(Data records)

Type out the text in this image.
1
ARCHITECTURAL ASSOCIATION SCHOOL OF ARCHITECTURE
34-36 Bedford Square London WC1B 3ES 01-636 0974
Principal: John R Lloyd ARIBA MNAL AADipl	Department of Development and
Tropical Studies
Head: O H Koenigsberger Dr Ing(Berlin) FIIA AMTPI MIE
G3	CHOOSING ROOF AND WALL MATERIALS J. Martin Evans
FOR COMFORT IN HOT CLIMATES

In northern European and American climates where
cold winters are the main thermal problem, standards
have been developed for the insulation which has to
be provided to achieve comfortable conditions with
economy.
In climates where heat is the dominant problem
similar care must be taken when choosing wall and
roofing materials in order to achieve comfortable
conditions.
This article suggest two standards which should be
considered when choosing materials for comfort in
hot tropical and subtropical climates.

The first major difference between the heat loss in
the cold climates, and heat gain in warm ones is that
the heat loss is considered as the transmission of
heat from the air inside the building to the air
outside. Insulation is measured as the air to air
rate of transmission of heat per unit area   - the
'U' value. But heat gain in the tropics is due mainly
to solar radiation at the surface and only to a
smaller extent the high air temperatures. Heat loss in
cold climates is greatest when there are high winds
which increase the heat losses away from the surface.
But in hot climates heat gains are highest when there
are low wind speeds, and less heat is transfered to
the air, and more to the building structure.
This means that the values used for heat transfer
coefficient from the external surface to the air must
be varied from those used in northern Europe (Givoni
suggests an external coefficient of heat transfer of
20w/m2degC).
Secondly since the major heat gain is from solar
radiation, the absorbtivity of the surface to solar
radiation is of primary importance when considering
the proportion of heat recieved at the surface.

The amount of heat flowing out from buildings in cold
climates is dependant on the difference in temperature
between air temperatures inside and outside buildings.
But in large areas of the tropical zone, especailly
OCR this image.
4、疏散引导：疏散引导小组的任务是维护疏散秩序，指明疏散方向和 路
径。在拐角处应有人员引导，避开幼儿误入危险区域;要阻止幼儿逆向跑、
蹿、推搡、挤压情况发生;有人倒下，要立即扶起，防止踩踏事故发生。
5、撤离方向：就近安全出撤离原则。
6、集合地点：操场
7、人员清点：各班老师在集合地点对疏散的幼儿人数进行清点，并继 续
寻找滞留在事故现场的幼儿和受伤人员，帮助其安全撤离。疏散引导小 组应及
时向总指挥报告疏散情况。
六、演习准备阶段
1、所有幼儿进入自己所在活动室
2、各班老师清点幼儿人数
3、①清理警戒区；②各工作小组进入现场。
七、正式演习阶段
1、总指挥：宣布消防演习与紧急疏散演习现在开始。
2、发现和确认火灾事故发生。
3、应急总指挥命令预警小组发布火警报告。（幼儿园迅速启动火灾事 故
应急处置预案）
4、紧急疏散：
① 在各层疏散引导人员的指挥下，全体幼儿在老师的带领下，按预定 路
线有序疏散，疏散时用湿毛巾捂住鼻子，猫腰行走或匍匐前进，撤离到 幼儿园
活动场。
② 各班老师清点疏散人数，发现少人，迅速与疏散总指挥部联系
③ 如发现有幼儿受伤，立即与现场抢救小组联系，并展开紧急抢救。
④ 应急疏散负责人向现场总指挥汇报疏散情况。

Exercise goal — Reproduce precisely the span of lines that begins at the line containing "OCR this image." and ends with the last line of the listing.

Answer in full —
OCR this image.
4、疏散引导：疏散引导小组的任务是维护疏散秩序，指明疏散方向和 路
径。在拐角处应有人员引导，避开幼儿误入危险区域;要阻止幼儿逆向跑、
蹿、推搡、挤压情况发生;有人倒下，要立即扶起，防止踩踏事故发生。
5、撤离方向：就近安全出撤离原则。
6、集合地点：操场
7、人员清点：各班老师在集合地点对疏散的幼儿人数进行清点，并继 续
寻找滞留在事故现场的幼儿和受伤人员，帮助其安全撤离。疏散引导小 组应及
时向总指挥报告疏散情况。
六、演习准备阶段
1、所有幼儿进入自己所在活动室
2、各班老师清点幼儿人数
3、①清理警戒区；②各工作小组进入现场。
七、正式演习阶段
1、总指挥：宣布消防演习与紧急疏散演习现在开始。
2、发现和确认火灾事故发生。
3、应急总指挥命令预警小组发布火警报告。（幼儿园迅速启动火灾事 故
应急处置预案）
4、紧急疏散：
① 在各层疏散引导人员的指挥下，全体幼儿在老师的带领下，按预定 路
线有序疏散，疏散时用湿毛巾捂住鼻子，猫腰行走或匍匐前进，撤离到 幼儿园
活动场。
② 各班老师清点疏散人数，发现少人，迅速与疏散总指挥部联系
③ 如发现有幼儿受伤，立即与现场抢救小组联系，并展开紧急抢救。
④ 应急疏散负责人向现场总指挥汇报疏散情况。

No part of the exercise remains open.